Saved entries
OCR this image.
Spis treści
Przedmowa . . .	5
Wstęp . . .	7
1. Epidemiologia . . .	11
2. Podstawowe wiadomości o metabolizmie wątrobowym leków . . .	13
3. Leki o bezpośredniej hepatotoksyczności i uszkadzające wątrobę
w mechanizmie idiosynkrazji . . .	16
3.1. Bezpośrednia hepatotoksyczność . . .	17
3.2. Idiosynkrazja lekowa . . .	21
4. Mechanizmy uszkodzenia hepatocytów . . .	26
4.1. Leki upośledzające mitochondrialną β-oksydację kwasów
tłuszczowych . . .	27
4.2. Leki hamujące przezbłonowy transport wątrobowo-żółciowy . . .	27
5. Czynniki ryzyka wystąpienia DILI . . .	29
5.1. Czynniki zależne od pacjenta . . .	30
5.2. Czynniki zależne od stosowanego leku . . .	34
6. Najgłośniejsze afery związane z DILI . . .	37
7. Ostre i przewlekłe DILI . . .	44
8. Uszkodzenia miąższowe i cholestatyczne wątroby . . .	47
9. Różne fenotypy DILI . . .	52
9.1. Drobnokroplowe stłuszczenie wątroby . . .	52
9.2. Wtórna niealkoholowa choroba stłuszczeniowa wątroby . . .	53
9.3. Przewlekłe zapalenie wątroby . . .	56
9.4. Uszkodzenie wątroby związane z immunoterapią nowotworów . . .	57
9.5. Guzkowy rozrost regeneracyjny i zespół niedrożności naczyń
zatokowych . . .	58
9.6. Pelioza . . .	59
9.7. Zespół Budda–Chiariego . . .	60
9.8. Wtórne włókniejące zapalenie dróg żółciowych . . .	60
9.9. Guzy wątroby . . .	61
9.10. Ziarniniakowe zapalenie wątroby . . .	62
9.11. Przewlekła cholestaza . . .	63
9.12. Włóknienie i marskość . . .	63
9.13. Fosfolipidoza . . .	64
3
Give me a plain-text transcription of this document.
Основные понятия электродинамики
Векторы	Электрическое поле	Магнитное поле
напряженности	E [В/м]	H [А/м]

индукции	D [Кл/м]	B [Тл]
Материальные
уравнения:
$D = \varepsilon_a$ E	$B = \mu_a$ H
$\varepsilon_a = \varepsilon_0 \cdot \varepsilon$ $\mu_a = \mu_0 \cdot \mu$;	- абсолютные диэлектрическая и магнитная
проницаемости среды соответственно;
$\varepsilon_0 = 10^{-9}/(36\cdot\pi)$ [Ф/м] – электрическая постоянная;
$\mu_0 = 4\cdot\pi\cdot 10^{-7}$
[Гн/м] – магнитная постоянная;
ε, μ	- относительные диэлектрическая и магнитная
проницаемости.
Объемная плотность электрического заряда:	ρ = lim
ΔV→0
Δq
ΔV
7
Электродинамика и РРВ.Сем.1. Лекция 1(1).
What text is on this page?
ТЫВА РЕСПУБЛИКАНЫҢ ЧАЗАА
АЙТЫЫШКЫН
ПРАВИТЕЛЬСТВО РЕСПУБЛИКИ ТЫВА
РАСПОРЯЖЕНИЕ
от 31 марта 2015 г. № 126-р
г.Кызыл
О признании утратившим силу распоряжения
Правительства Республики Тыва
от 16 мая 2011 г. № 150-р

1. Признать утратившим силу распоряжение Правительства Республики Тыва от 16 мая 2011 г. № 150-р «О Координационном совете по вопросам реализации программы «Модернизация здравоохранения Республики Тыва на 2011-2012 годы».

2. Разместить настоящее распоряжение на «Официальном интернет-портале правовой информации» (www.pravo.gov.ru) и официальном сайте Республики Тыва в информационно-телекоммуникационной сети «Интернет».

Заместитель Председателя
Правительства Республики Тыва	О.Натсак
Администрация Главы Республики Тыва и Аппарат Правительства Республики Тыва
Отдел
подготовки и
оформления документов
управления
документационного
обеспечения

** WRITTEN TASK **
The whole listing above needs to be written out again exactly.

** ANSWER BELOW **
OCR this image.
Spis treści
Przedmowa . . .	5
Wstęp . . .	7
1. Epidemiologia . . .	11
2. Podstawowe wiadomości o metabolizmie wątrobowym leków . . .	13
3. Leki o bezpośredniej hepatotoksyczności i uszkadzające wątrobę
w mechanizmie idiosynkrazji . . .	16
3.1. Bezpośrednia hepatotoksyczność . . .	17
3.2. Idiosynkrazja lekowa . . .	21
4. Mechanizmy uszkodzenia hepatocytów . . .	26
4.1. Leki upośledzające mitochondrialną β-oksydację kwasów
tłuszczowych . . .	27
4.2. Leki hamujące przezbłonowy transport wątrobowo-żółciowy . . .	27
5. Czynniki ryzyka wystąpienia DILI . . .	29
5.1. Czynniki zależne od pacjenta . . .	30
5.2. Czynniki zależne od stosowanego leku . . .	34
6. Najgłośniejsze afery związane z DILI . . .	37
7. Ostre i przewlekłe DILI . . .	44
8. Uszkodzenia miąższowe i cholestatyczne wątroby . . .	47
9. Różne fenotypy DILI . . .	52
9.1. Drobnokroplowe stłuszczenie wątroby . . .	52
9.2. Wtórna niealkoholowa choroba stłuszczeniowa wątroby . . .	53
9.3. Przewlekłe zapalenie wątroby . . .	56
9.4. Uszkodzenie wątroby związane z immunoterapią nowotworów . . .	57
9.5. Guzkowy rozrost regeneracyjny i zespół niedrożności naczyń
zatokowych . . .	58
9.6. Pelioza . . .	59
9.7. Zespół Budda–Chiariego . . .	60
9.8. Wtórne włókniejące zapalenie dróg żółciowych . . .	60
9.9. Guzy wątroby . . .	61
9.10. Ziarniniakowe zapalenie wątroby . . .	62
9.11. Przewlekła cholestaza . . .	63
9.12. Włóknienie i marskość . . .	63
9.13. Fosfolipidoza . . .	64
3
Give me a plain-text transcription of this document.
Основные понятия электродинамики
Векторы	Электрическое поле	Магнитное поле
напряженности	E [В/м]	H [А/м]

индукции	D [Кл/м]	B [Тл]
Материальные
уравнения:
$D = \varepsilon_a$ E	$B = \mu_a$ H
$\varepsilon_a = \varepsilon_0 \cdot \varepsilon$ $\mu_a = \mu_0 \cdot \mu$;	- абсолютные диэлектрическая и магнитная
проницаемости среды соответственно;
$\varepsilon_0 = 10^{-9}/(36\cdot\pi)$ [Ф/м] – электрическая постоянная;
$\mu_0 = 4\cdot\pi\cdot 10^{-7}$
[Гн/м] – магнитная постоянная;
ε, μ	- относительные диэлектрическая и магнитная
проницаемости.
Объемная плотность электрического заряда:	ρ = lim
ΔV→0
Δq
ΔV
7
Электродинамика и РРВ.Сем.1. Лекция 1(1).
What text is on this page?
ТЫВА РЕСПУБЛИКАНЫҢ ЧАЗАА
АЙТЫЫШКЫН
ПРАВИТЕЛЬСТВО РЕСПУБЛИКИ ТЫВА
РАСПОРЯЖЕНИЕ
от 31 марта 2015 г. № 126-р
г.Кызыл
О признании утратившим силу распоряжения
Правительства Республики Тыва
от 16 мая 2011 г. № 150-р

1. Признать утратившим силу распоряжение Правительства Республики Тыва от 16 мая 2011 г. № 150-р «О Координационном совете по вопросам реализации программы «Модернизация здравоохранения Республики Тыва на 2011-2012 годы».

2. Разместить настоящее распоряжение на «Официальном интернет-портале правовой информации» (www.pravo.gov.ru) и официальном сайте Республики Тыва в информационно-телекоммуникационной сети «Интернет».

Заместитель Председателя
Правительства Республики Тыва	О.Натсак
Администрация Главы Республики Тыва и Аппарат Правительства Республики Тыва
Отдел
подготовки и
оформления документов
управления
документационного
обеспечения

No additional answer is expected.